**REQUIREMENTS**
List each line of the data that holds the word "你的热情激励鼓舞我前行".

** Start **

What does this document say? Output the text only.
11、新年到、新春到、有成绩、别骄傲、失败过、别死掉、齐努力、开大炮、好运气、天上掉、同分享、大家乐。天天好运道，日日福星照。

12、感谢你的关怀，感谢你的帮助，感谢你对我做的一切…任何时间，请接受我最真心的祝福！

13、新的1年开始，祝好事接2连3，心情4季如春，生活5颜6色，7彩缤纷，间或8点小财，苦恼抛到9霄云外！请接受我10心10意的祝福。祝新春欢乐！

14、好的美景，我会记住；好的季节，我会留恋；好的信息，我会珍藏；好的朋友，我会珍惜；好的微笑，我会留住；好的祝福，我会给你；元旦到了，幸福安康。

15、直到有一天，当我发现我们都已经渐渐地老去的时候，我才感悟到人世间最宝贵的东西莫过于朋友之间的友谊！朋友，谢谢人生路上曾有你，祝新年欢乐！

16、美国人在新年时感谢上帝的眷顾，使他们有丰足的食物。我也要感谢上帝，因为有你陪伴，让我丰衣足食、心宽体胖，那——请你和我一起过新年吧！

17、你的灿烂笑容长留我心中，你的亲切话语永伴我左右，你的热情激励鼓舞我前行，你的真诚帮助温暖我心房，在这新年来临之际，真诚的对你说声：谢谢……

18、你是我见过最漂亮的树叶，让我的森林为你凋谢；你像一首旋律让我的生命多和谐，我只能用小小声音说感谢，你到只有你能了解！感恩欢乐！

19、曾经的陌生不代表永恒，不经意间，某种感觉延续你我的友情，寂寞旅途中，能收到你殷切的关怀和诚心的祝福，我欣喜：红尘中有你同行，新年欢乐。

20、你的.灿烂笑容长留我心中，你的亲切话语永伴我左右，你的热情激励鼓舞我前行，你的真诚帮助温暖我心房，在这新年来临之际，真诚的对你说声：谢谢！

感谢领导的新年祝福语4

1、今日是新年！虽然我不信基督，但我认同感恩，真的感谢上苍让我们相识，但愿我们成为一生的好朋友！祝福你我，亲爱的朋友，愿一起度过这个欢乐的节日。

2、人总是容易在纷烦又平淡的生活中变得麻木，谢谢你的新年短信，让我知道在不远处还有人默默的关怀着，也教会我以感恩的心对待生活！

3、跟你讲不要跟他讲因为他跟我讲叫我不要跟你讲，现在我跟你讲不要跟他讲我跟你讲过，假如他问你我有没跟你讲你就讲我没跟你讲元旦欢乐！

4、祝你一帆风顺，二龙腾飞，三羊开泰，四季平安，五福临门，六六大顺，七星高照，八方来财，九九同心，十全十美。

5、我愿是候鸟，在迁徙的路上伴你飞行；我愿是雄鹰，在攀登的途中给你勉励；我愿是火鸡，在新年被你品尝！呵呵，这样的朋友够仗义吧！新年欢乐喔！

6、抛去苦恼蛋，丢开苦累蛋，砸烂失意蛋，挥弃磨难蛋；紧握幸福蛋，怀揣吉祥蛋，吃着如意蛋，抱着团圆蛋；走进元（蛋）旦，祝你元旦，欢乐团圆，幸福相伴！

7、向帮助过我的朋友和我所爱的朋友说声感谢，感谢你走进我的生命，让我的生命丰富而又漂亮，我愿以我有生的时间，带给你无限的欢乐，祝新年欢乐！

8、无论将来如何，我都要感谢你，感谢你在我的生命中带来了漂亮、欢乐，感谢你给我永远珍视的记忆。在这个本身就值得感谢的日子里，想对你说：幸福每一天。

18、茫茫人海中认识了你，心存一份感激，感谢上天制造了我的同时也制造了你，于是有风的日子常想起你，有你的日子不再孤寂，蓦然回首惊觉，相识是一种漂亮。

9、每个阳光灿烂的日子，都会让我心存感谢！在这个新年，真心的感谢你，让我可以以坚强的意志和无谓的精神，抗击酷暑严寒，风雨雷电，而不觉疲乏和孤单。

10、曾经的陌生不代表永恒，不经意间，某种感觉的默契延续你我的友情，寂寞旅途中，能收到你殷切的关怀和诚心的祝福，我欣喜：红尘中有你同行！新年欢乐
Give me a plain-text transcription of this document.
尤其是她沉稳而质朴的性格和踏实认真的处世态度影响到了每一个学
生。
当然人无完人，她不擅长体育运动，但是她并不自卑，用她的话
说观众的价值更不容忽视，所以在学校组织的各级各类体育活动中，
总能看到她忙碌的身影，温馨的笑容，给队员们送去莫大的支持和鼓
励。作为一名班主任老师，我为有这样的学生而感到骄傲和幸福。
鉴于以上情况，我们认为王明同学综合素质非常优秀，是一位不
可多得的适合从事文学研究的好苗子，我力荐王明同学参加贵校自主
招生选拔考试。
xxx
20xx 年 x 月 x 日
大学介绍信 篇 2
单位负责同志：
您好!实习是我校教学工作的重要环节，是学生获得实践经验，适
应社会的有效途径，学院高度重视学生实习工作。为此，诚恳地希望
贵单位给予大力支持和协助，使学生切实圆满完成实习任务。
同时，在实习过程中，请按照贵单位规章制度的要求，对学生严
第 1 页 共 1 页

** End **

**ANSWER FOR THE TASK**
17、你的灿烂笑容长留我心中，你的亲切话语永伴我左右，你的热情激励鼓舞我前行，你的真诚帮助温暖我心房，在这新年来临之际，真诚的对你说声：谢谢……
20、你的.灿烂笑容长留我心中，你的亲切话语永伴我左右，你的热情激励鼓舞我前行，你的真诚帮助温暖我心房，在这新年来临之际，真诚的对你说声：谢谢！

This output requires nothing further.